EXERCISE DESCRIPTION = Quote the whole listing verbatim.

Dataset items
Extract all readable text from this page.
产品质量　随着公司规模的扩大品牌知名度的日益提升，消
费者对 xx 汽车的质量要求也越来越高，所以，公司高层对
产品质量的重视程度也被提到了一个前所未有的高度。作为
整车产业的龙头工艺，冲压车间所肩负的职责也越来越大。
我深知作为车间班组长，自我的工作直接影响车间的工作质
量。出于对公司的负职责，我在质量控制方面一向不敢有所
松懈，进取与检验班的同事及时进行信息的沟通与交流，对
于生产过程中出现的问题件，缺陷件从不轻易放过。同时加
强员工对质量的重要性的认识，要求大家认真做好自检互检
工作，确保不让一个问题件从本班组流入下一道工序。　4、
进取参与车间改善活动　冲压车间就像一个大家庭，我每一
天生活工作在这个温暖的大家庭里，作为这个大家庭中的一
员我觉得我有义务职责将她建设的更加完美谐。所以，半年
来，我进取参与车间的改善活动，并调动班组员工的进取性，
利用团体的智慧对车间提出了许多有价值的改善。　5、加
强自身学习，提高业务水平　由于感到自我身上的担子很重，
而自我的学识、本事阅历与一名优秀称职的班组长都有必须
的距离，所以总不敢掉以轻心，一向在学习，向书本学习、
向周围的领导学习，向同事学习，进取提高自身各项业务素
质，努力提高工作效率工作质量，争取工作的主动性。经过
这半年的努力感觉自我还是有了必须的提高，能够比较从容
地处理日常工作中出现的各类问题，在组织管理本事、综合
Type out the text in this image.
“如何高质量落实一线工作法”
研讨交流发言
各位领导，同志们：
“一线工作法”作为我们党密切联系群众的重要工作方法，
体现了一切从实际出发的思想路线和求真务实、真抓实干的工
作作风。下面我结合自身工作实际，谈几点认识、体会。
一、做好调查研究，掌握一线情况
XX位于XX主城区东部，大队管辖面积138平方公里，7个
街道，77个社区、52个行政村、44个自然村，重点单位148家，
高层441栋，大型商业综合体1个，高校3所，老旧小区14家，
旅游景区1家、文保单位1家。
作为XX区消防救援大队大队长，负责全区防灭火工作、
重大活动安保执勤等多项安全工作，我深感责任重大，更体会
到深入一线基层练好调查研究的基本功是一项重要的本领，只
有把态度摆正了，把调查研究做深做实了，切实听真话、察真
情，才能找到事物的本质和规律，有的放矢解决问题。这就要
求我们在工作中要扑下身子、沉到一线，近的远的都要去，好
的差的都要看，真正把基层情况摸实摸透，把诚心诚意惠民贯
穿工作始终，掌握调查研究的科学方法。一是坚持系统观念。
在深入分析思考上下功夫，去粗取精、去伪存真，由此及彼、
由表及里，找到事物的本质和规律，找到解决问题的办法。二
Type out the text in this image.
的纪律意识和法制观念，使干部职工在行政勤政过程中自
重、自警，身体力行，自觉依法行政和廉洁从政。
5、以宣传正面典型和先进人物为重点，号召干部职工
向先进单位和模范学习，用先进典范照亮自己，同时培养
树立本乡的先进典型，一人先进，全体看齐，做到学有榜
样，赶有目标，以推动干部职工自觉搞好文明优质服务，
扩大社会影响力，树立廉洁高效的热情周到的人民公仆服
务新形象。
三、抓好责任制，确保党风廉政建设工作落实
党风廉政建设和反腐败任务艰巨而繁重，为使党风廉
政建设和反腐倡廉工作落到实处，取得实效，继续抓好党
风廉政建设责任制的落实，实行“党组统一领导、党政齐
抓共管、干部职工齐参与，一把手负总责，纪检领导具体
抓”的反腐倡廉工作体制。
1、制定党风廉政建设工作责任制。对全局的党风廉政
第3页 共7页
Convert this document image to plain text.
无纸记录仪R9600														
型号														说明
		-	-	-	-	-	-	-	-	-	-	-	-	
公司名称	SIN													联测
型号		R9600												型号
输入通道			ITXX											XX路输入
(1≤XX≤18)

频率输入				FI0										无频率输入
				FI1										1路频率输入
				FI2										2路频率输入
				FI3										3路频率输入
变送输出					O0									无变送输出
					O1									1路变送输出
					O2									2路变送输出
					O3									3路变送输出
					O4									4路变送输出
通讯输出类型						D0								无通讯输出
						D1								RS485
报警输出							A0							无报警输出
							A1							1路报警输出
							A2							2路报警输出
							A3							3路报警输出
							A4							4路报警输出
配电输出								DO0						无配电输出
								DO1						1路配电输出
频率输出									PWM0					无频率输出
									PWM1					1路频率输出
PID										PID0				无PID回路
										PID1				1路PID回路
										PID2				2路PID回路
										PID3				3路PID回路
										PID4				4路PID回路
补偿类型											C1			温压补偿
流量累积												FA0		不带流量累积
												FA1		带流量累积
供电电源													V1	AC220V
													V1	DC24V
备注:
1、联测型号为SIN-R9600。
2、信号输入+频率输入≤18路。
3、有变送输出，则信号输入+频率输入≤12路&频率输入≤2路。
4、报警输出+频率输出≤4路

TASK RESPONSE =
Extract all readable text from this page.
产品质量　随着公司规模的扩大品牌知名度的日益提升，消
费者对 xx 汽车的质量要求也越来越高，所以，公司高层对
产品质量的重视程度也被提到了一个前所未有的高度。作为
整车产业的龙头工艺，冲压车间所肩负的职责也越来越大。
我深知作为车间班组长，自我的工作直接影响车间的工作质
量。出于对公司的负职责，我在质量控制方面一向不敢有所
松懈，进取与检验班的同事及时进行信息的沟通与交流，对
于生产过程中出现的问题件，缺陷件从不轻易放过。同时加
强员工对质量的重要性的认识，要求大家认真做好自检互检
工作，确保不让一个问题件从本班组流入下一道工序。　4、
进取参与车间改善活动　冲压车间就像一个大家庭，我每一
天生活工作在这个温暖的大家庭里，作为这个大家庭中的一
员我觉得我有义务职责将她建设的更加完美谐。所以，半年
来，我进取参与车间的改善活动，并调动班组员工的进取性，
利用团体的智慧对车间提出了许多有价值的改善。　5、加
强自身学习，提高业务水平　由于感到自我身上的担子很重，
而自我的学识、本事阅历与一名优秀称职的班组长都有必须
的距离，所以总不敢掉以轻心，一向在学习，向书本学习、
向周围的领导学习，向同事学习，进取提高自身各项业务素
质，努力提高工作效率工作质量，争取工作的主动性。经过
这半年的努力感觉自我还是有了必须的提高，能够比较从容
地处理日常工作中出现的各类问题，在组织管理本事、综合
Type out the text in this image.
“如何高质量落实一线工作法”
研讨交流发言
各位领导，同志们：
“一线工作法”作为我们党密切联系群众的重要工作方法，
体现了一切从实际出发的思想路线和求真务实、真抓实干的工
作作风。下面我结合自身工作实际，谈几点认识、体会。
一、做好调查研究，掌握一线情况
XX位于XX主城区东部，大队管辖面积138平方公里，7个
街道，77个社区、52个行政村、44个自然村，重点单位148家，
高层441栋，大型商业综合体1个，高校3所，老旧小区14家，
旅游景区1家、文保单位1家。
作为XX区消防救援大队大队长，负责全区防灭火工作、
重大活动安保执勤等多项安全工作，我深感责任重大，更体会
到深入一线基层练好调查研究的基本功是一项重要的本领，只
有把态度摆正了，把调查研究做深做实了，切实听真话、察真
情，才能找到事物的本质和规律，有的放矢解决问题。这就要
求我们在工作中要扑下身子、沉到一线，近的远的都要去，好
的差的都要看，真正把基层情况摸实摸透，把诚心诚意惠民贯
穿工作始终，掌握调查研究的科学方法。一是坚持系统观念。
在深入分析思考上下功夫，去粗取精、去伪存真，由此及彼、
由表及里，找到事物的本质和规律，找到解决问题的办法。二
Type out the text in this image.
的纪律意识和法制观念，使干部职工在行政勤政过程中自
重、自警，身体力行，自觉依法行政和廉洁从政。
5、以宣传正面典型和先进人物为重点，号召干部职工
向先进单位和模范学习，用先进典范照亮自己，同时培养
树立本乡的先进典型，一人先进，全体看齐，做到学有榜
样，赶有目标，以推动干部职工自觉搞好文明优质服务，
扩大社会影响力，树立廉洁高效的热情周到的人民公仆服
务新形象。
三、抓好责任制，确保党风廉政建设工作落实
党风廉政建设和反腐败任务艰巨而繁重，为使党风廉
政建设和反腐倡廉工作落到实处，取得实效，继续抓好党
风廉政建设责任制的落实，实行“党组统一领导、党政齐
抓共管、干部职工齐参与，一把手负总责，纪检领导具体
抓”的反腐倡廉工作体制。
1、制定党风廉政建设工作责任制。对全局的党风廉政
第3页 共7页
Convert this document image to plain text.
无纸记录仪R9600														
型号														说明
		-	-	-	-	-	-	-	-	-	-	-	-	
公司名称	SIN													联测
型号		R9600												型号
输入通道			ITXX											XX路输入
(1≤XX≤18)

频率输入				FI0										无频率输入
				FI1										1路频率输入
				FI2										2路频率输入
				FI3										3路频率输入
变送输出					O0									无变送输出
					O1									1路变送输出
					O2									2路变送输出
					O3									3路变送输出
					O4									4路变送输出
通讯输出类型						D0								无通讯输出
						D1								RS485
报警输出							A0							无报警输出
							A1							1路报警输出
							A2							2路报警输出
							A3							3路报警输出
							A4							4路报警输出
配电输出								DO0						无配电输出
								DO1						1路配电输出
频率输出									PWM0					无频率输出
									PWM1					1路频率输出
PID										PID0				无PID回路
										PID1				1路PID回路
										PID2				2路PID回路
										PID3				3路PID回路
										PID4				4路PID回路
补偿类型											C1			温压补偿
流量累积												FA0		不带流量累积
												FA1		带流量累积
供电电源													V1	AC220V
													V1	DC24V
备注:
1、联测型号为SIN-R9600。
2、信号输入+频率输入≤18路。
3、有变送输出，则信号输入+频率输入≤12路&频率输入≤2路。
4、报警输出+频率输出≤4路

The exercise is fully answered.